TASK INSTRUCTIONS: Wherever the word "JSON" appears in the entries, copy the whole line.

Records excerpted from a collection
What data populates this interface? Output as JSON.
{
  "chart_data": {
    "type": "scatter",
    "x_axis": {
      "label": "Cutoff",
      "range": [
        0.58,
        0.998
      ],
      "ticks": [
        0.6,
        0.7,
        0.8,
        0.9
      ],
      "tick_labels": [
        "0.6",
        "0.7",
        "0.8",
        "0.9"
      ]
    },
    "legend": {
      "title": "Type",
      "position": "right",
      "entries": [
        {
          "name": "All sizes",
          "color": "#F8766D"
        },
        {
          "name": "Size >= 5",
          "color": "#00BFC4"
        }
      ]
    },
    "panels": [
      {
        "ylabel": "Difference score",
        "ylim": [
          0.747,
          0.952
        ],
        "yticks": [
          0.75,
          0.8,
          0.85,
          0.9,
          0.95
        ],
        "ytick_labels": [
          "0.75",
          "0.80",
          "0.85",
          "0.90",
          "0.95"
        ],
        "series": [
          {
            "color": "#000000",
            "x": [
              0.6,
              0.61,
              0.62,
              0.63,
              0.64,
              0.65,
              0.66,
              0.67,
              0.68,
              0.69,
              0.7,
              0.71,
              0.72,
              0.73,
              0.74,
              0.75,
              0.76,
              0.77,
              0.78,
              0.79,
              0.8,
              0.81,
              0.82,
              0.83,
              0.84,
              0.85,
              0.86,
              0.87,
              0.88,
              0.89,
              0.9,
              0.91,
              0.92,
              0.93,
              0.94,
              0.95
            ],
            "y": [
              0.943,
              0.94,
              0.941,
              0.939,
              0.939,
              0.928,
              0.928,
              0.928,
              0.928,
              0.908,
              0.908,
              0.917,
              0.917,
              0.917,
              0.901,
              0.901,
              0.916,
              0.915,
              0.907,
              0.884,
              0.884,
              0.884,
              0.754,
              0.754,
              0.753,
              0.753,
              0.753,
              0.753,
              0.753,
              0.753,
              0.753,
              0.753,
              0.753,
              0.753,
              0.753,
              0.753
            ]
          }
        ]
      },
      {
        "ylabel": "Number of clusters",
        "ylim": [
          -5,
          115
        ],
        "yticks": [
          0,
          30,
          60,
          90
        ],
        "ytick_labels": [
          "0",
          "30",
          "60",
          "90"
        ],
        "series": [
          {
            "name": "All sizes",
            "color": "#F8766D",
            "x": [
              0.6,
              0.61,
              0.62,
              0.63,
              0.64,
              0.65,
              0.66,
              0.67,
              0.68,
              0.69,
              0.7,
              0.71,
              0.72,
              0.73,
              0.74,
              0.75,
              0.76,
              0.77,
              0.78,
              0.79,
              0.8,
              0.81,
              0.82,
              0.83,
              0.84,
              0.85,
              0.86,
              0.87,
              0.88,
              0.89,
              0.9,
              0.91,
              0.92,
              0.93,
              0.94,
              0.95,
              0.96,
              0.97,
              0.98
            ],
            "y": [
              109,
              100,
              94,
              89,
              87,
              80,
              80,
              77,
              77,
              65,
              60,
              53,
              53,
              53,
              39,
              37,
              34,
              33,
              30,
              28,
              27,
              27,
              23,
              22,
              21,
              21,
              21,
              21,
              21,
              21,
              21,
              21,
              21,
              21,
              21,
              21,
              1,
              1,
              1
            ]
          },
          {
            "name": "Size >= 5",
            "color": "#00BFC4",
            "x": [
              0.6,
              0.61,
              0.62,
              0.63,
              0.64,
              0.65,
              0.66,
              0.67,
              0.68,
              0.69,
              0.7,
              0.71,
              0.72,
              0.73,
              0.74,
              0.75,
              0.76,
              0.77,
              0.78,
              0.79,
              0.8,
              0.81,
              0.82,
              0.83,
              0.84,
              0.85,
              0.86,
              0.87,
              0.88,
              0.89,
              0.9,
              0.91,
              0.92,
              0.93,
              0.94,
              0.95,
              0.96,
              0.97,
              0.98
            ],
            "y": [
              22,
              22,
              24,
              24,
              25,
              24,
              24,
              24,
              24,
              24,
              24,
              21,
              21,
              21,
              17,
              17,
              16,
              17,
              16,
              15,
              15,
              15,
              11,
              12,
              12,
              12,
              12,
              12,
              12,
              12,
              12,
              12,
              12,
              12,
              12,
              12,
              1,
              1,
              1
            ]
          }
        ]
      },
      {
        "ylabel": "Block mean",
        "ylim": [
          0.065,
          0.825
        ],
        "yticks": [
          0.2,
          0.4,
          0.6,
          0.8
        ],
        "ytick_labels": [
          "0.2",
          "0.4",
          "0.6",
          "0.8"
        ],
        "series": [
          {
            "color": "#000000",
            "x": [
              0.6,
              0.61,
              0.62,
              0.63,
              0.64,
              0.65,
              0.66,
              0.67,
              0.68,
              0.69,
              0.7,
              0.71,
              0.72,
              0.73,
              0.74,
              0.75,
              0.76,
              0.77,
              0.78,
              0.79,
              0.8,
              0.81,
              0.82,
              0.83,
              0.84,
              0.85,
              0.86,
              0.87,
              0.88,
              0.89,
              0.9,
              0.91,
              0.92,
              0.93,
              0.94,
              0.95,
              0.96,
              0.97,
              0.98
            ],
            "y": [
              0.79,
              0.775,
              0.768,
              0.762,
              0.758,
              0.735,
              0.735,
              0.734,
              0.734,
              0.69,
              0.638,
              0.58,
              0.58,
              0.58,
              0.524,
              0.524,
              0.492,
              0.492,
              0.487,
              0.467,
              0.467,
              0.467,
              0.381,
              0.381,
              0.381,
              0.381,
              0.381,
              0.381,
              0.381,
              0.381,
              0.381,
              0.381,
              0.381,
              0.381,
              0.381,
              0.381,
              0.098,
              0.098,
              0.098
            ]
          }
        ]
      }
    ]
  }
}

...

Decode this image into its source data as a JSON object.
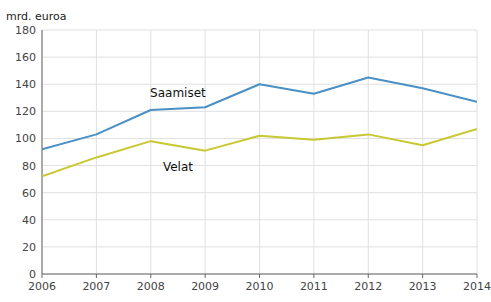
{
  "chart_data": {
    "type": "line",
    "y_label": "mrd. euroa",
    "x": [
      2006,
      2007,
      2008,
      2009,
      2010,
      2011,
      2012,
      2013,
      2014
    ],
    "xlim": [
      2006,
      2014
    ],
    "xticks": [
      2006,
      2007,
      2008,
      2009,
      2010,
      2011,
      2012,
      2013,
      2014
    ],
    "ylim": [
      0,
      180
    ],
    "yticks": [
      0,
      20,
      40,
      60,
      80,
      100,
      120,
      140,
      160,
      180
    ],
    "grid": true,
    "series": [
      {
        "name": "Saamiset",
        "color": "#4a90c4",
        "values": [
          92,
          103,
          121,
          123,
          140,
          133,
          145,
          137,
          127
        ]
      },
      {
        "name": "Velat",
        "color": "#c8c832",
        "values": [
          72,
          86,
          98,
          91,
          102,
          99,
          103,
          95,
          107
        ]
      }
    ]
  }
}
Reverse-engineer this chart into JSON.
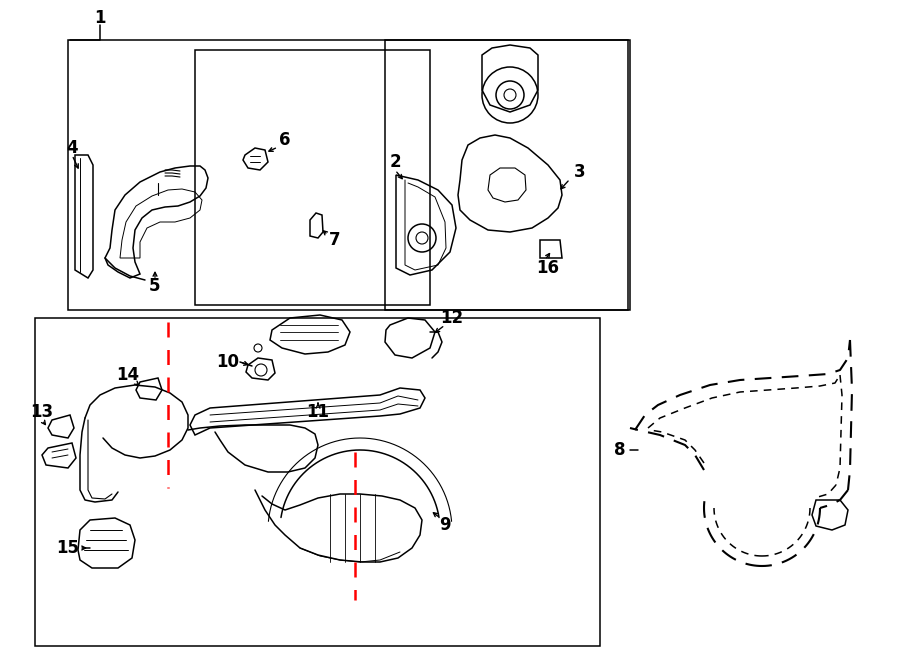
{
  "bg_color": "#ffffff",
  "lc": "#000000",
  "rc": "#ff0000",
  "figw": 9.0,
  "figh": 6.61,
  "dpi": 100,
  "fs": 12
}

---

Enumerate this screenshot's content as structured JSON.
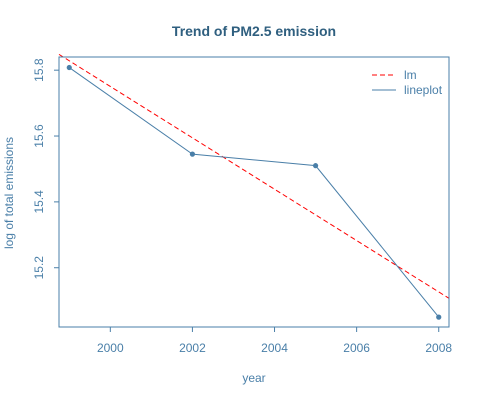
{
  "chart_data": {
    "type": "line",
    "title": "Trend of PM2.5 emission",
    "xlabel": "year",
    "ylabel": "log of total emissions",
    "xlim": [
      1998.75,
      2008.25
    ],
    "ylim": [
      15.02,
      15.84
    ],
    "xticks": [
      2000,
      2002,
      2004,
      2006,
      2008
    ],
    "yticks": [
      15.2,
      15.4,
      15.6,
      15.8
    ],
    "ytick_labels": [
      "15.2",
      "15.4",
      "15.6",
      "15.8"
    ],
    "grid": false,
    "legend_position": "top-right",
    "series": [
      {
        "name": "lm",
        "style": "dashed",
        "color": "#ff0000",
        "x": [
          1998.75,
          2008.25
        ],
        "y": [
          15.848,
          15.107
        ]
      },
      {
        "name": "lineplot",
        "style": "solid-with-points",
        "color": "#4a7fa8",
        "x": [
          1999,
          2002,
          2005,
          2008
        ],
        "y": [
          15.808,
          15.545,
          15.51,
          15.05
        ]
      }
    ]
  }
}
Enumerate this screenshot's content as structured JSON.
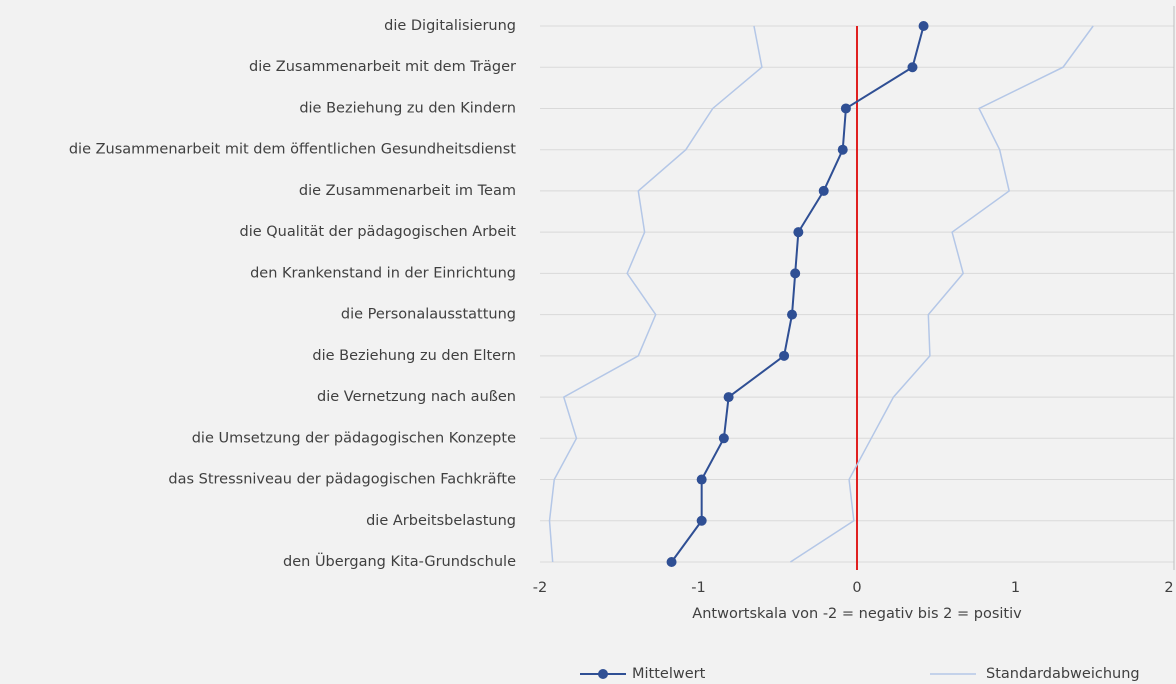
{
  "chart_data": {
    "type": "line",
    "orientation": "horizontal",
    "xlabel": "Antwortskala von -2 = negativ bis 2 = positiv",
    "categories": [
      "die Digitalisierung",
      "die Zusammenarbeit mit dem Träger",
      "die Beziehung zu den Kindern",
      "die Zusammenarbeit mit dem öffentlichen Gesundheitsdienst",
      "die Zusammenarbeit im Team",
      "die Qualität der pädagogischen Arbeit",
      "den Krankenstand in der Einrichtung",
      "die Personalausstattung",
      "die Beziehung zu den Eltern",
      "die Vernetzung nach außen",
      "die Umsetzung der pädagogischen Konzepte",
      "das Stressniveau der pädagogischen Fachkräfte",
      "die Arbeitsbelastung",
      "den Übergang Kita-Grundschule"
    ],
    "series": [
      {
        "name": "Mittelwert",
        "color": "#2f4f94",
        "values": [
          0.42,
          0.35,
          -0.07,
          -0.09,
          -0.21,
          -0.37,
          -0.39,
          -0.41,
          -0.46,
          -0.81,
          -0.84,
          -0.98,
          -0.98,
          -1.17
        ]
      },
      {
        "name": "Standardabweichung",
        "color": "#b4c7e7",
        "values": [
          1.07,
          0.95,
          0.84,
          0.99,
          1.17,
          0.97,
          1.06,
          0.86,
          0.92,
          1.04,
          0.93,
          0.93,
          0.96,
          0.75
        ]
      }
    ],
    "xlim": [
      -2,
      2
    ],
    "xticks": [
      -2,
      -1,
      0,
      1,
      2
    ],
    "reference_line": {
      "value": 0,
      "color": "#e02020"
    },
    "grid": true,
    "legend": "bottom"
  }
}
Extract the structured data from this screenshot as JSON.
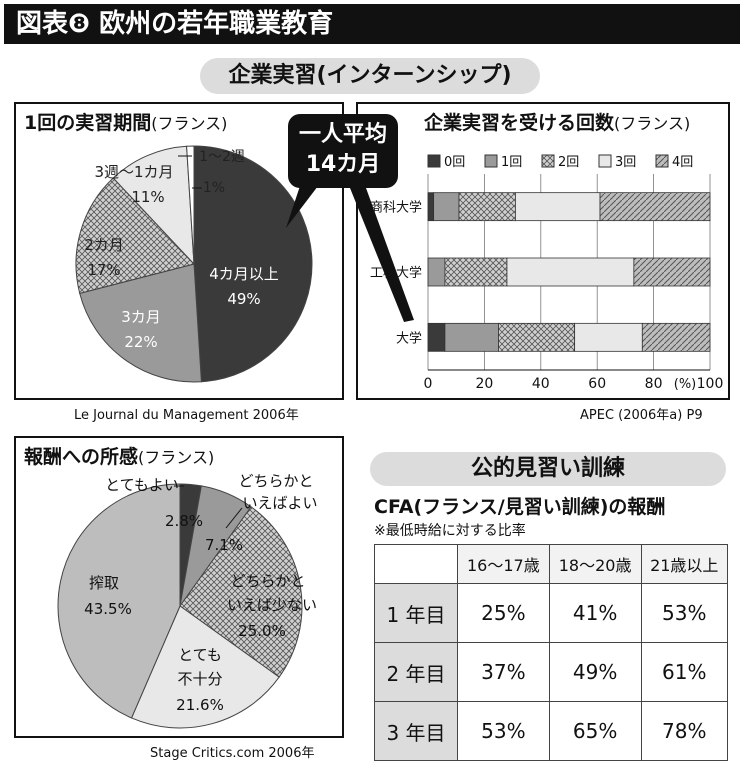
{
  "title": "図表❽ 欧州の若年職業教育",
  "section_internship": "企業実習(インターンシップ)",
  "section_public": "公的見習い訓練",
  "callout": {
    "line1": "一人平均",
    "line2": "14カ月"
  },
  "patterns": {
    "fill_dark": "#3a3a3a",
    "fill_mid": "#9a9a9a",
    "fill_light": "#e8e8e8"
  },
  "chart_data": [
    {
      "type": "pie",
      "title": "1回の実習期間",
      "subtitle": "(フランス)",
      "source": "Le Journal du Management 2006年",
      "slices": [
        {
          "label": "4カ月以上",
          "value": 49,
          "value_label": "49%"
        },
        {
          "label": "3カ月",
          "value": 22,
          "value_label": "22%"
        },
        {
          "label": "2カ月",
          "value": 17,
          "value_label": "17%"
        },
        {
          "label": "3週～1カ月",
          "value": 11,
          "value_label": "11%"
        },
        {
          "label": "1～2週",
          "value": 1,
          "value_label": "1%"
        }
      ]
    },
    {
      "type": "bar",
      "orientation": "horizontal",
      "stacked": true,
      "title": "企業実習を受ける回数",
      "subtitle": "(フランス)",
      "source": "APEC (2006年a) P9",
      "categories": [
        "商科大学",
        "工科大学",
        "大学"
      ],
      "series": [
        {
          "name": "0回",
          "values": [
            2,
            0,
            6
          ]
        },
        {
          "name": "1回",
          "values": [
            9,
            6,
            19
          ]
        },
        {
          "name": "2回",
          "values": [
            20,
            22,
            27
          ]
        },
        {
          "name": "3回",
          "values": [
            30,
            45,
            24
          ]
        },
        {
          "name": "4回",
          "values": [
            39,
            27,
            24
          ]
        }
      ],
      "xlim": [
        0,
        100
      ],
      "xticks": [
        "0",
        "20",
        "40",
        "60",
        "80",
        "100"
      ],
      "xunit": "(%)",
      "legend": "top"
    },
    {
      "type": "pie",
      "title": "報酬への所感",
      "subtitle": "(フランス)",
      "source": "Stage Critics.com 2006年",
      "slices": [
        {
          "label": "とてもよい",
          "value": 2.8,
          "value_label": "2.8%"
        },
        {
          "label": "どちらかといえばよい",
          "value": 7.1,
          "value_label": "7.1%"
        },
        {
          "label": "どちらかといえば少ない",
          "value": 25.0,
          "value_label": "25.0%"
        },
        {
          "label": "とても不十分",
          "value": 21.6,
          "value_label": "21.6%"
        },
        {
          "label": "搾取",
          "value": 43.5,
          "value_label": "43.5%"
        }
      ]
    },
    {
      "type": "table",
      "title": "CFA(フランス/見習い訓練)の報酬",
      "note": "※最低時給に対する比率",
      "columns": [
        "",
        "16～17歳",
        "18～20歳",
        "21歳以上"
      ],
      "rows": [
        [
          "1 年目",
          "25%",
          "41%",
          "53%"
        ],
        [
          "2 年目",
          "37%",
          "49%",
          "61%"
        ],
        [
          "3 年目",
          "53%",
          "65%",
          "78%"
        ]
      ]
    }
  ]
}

ANSWER TO THIS EXERCISE:
What data populates this interface? Output as JSON.
Decode this image into its source data as a JSON object.
Reverse-engineer this chart into JSON.
Enumerate this screenshot's content as structured JSON.
Enumerate this screenshot's content as structured JSON.
Extract the structured data from this screenshot as JSON.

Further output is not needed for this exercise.